**WHAT YOU SHOULD DO:** Write out the lines of the records between the line containing "most 100 elements." and the line containing "star (1793, 86, 1796, 89)", inclusive, reproducing them verbatim.

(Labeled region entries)
_ _ _ _
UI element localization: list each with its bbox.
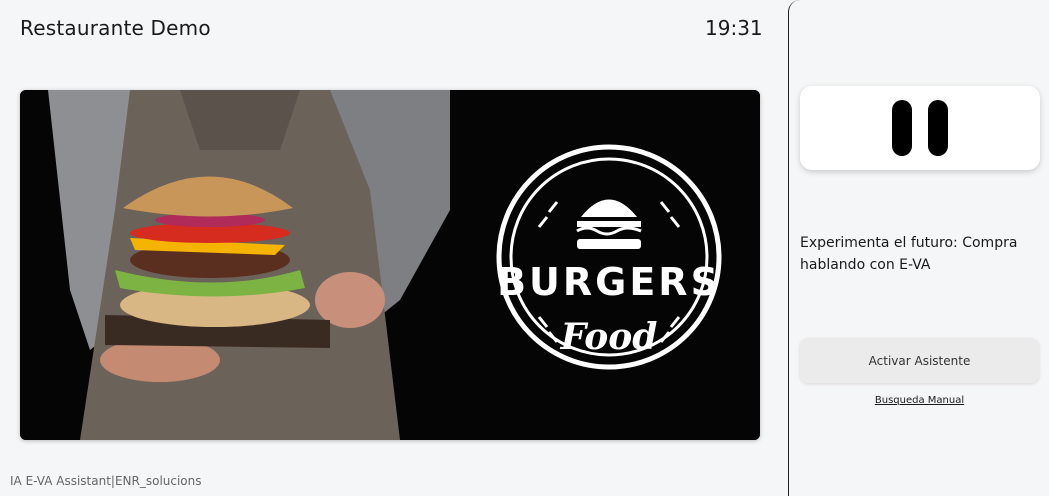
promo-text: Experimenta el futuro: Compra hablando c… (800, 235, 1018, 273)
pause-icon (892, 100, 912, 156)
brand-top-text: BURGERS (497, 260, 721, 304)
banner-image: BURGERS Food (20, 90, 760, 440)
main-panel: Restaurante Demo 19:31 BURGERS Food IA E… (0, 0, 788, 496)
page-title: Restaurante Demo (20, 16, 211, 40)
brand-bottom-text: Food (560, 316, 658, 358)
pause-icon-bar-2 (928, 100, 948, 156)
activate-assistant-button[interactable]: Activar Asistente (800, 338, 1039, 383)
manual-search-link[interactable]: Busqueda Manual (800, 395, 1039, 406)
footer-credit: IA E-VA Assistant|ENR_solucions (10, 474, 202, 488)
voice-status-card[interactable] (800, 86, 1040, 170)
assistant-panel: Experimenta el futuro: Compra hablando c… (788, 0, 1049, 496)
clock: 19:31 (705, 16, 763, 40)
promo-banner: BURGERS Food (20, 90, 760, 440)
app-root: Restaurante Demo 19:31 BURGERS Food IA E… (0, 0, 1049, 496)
_ _ _ _
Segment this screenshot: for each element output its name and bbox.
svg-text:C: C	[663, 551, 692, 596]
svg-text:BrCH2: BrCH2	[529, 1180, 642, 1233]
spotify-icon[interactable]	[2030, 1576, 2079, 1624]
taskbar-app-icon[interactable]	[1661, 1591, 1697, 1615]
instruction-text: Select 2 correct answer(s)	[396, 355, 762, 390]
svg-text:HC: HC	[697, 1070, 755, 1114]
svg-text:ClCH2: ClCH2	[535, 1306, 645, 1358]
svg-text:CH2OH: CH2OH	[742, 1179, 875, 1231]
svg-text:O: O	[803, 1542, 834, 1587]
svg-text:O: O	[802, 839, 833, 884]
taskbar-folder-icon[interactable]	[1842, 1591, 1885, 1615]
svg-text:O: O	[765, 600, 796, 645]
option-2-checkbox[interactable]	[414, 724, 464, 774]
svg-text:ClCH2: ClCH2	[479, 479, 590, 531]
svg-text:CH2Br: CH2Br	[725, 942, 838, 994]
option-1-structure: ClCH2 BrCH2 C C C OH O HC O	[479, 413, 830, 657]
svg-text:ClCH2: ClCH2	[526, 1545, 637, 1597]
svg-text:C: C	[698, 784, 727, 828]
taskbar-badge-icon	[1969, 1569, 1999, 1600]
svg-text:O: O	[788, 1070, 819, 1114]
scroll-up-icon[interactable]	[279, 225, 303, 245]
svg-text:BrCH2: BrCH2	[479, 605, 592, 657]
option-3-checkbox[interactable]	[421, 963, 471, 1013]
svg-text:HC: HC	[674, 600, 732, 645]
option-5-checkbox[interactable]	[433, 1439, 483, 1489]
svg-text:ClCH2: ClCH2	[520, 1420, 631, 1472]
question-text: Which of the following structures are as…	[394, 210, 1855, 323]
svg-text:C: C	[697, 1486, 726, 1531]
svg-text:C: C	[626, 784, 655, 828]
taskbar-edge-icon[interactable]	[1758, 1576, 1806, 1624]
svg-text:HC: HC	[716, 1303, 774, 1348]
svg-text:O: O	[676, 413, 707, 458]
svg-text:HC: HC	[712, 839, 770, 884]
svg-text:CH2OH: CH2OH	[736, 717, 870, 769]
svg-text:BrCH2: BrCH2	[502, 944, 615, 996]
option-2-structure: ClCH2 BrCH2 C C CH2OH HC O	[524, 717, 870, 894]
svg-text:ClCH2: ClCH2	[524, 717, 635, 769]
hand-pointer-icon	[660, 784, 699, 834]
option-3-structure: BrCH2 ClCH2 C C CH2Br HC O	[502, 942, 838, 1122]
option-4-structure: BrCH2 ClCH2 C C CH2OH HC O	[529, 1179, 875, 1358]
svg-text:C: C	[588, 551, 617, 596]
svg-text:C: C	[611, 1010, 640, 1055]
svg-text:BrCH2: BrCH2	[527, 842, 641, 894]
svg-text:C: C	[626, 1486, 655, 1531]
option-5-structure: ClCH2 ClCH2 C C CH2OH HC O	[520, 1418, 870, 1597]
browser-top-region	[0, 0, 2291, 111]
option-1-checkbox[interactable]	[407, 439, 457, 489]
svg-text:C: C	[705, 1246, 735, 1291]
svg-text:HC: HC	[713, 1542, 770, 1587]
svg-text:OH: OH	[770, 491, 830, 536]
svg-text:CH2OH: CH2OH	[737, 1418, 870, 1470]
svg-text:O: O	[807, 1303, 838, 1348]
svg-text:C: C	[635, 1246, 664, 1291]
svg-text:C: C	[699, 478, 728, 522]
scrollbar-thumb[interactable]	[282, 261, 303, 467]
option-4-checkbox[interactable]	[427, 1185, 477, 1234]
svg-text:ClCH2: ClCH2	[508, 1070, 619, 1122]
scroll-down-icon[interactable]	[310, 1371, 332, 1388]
_ _ _ _
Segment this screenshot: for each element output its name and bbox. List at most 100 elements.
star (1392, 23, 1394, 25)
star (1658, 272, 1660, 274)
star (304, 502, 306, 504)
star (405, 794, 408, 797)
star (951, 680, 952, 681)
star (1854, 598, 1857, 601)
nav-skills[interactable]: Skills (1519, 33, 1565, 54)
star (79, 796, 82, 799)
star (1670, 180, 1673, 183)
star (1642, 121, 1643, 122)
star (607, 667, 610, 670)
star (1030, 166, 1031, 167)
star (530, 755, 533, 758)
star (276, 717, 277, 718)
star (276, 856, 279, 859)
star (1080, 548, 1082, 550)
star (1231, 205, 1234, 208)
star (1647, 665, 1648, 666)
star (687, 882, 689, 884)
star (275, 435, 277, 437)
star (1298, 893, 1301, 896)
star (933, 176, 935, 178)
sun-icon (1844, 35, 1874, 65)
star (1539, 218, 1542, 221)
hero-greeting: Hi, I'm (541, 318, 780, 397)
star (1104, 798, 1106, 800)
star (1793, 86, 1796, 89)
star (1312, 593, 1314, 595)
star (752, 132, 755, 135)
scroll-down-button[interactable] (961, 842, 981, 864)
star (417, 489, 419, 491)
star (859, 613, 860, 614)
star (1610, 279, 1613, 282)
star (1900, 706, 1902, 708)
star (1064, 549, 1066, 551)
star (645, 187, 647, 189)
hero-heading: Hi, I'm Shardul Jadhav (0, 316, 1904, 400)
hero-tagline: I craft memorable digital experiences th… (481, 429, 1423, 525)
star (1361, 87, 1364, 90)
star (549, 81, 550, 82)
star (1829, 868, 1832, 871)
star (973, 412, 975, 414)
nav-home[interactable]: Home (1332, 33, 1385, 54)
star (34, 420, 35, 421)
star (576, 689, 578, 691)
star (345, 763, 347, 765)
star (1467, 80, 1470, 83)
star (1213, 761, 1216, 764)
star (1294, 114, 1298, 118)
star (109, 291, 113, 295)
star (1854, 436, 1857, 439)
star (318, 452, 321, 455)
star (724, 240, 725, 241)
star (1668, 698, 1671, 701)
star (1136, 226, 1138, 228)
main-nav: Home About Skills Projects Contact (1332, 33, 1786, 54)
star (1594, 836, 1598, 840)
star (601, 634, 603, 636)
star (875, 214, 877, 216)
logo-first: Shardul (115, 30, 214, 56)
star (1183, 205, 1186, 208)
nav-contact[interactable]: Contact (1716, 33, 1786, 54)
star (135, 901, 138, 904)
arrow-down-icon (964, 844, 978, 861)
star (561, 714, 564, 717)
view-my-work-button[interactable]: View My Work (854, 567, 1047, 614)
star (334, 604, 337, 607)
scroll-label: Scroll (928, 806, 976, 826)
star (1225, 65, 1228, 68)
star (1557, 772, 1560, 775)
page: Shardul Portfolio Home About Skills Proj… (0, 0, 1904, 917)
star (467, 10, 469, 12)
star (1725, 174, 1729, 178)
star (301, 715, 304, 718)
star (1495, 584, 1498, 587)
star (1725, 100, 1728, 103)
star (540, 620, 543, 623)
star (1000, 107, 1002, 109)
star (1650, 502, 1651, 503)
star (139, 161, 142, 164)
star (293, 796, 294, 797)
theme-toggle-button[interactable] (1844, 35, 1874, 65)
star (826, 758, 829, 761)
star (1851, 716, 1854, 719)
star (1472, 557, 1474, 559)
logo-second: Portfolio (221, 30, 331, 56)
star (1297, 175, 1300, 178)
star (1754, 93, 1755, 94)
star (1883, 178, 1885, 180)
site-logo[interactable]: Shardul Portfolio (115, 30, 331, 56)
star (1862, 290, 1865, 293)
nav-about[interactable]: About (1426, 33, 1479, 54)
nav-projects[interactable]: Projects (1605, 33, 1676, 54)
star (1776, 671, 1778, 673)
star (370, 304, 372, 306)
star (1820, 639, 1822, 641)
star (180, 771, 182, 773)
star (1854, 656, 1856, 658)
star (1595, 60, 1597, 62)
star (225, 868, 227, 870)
_ _ _ _
**WRITTEN RESPONSE:**
Segment this screenshot: for each element output its name and bbox. List at most 100 elements.
star (1392, 23, 1394, 25)
star (1658, 272, 1660, 274)
star (304, 502, 306, 504)
star (405, 794, 408, 797)
star (951, 680, 952, 681)
star (1854, 598, 1857, 601)
nav-skills[interactable]: Skills (1519, 33, 1565, 54)
star (79, 796, 82, 799)
star (1670, 180, 1673, 183)
star (1642, 121, 1643, 122)
star (607, 667, 610, 670)
star (1030, 166, 1031, 167)
star (530, 755, 533, 758)
star (276, 717, 277, 718)
star (276, 856, 279, 859)
star (1080, 548, 1082, 550)
star (1231, 205, 1234, 208)
star (1647, 665, 1648, 666)
star (687, 882, 689, 884)
star (275, 435, 277, 437)
star (1298, 893, 1301, 896)
star (933, 176, 935, 178)
sun-icon (1844, 35, 1874, 65)
star (1539, 218, 1542, 221)
hero-greeting: Hi, I'm (541, 318, 780, 397)
star (1104, 798, 1106, 800)
star (1793, 86, 1796, 89)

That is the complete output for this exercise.